### What you will do
Reproduce the lines below from the one that contains "Extract the structured" through the end, inclusive, and add nothing.

### Raw data
--------------------------------------------------

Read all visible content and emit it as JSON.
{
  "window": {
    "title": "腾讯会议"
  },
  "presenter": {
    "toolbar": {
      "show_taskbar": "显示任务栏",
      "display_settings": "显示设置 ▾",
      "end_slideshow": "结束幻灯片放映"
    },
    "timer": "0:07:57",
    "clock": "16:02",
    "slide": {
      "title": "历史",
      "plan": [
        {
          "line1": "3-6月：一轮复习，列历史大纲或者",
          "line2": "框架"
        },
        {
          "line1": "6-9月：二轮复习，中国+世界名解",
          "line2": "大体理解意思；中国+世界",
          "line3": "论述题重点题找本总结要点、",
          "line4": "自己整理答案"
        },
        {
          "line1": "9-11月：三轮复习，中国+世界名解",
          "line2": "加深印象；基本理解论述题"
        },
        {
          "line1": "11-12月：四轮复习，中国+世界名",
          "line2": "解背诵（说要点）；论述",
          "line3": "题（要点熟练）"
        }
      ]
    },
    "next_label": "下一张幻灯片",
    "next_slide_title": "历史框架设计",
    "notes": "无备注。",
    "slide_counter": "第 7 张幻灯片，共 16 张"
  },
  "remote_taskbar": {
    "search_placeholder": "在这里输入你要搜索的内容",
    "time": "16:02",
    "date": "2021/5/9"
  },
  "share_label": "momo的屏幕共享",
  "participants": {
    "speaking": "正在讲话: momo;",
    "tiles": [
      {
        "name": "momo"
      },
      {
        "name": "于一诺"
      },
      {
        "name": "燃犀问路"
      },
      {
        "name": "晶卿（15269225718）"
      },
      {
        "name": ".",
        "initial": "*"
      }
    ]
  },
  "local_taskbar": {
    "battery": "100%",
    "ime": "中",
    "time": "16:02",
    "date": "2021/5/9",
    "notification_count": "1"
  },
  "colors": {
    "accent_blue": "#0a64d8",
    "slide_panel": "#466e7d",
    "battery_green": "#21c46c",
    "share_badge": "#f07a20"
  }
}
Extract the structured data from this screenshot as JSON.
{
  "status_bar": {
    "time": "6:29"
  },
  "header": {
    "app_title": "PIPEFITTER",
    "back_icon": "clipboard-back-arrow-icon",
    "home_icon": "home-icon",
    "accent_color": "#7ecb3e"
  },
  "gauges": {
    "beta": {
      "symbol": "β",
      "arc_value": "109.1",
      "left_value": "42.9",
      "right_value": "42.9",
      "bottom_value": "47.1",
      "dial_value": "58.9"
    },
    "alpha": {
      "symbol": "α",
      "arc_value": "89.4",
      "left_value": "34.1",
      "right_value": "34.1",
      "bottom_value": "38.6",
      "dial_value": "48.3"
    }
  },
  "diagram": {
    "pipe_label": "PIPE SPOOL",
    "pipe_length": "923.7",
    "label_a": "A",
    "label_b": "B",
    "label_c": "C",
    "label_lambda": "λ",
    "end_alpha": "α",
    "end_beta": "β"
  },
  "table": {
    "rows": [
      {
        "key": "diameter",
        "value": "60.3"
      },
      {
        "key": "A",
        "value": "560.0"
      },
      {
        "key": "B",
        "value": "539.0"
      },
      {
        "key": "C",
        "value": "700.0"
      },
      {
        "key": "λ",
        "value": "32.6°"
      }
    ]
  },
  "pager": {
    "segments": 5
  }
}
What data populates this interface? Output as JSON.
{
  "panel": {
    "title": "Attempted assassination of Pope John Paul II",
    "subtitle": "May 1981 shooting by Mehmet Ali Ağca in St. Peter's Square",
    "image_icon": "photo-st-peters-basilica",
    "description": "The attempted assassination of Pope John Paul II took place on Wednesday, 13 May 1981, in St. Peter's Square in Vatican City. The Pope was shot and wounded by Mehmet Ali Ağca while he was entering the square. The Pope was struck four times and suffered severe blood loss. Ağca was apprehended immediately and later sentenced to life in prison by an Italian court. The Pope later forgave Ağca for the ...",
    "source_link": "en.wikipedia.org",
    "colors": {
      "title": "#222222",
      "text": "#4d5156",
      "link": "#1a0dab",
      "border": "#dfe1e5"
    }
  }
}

--------------------------------------------------

### Answer to the problem
Extract the structured data from this screenshot as JSON.
{
  "status_bar": {
    "time": "6:29"
  },
  "header": {
    "app_title": "PIPEFITTER",
    "back_icon": "clipboard-back-arrow-icon",
    "home_icon": "home-icon",
    "accent_color": "#7ecb3e"
  },
  "gauges": {
    "beta": {
      "symbol": "β",
      "arc_value": "109.1",
      "left_value": "42.9",
      "right_value": "42.9",
      "bottom_value": "47.1",
      "dial_value": "58.9"
    },
    "alpha": {
      "symbol": "α",
      "arc_value": "89.4",
      "left_value": "34.1",
      "right_value": "34.1",
      "bottom_value": "38.6",
      "dial_value": "48.3"
    }
  },
  "diagram": {
    "pipe_label": "PIPE SPOOL",
    "pipe_length": "923.7",
    "label_a": "A",
    "label_b": "B",
    "label_c": "C",
    "label_lambda": "λ",
    "end_alpha": "α",
    "end_beta": "β"
  },
  "table": {
    "rows": [
      {
        "key": "diameter",
        "value": "60.3"
      },
      {
        "key": "A",
        "value": "560.0"
      },
      {
        "key": "B",
        "value": "539.0"
      },
      {
        "key": "C",
        "value": "700.0"
      },
      {
        "key": "λ",
        "value": "32.6°"
      }
    ]
  },
  "pager": {
    "segments": 5
  }
}
What data populates this interface? Output as JSON.
{
  "panel": {
    "title": "Attempted assassination of Pope John Paul II",
    "subtitle": "May 1981 shooting by Mehmet Ali Ağca in St. Peter's Square",
    "image_icon": "photo-st-peters-basilica",
    "description": "The attempted assassination of Pope John Paul II took place on Wednesday, 13 May 1981, in St. Peter's Square in Vatican City. The Pope was shot and wounded by Mehmet Ali Ağca while he was entering the square. The Pope was struck four times and suffered severe blood loss. Ağca was apprehended immediately and later sentenced to life in prison by an Italian court. The Pope later forgave Ağca for the ...",
    "source_link": "en.wikipedia.org",
    "colors": {
      "title": "#222222",
      "text": "#4d5156",
      "link": "#1a0dab",
      "border": "#dfe1e5"
    }
  }
}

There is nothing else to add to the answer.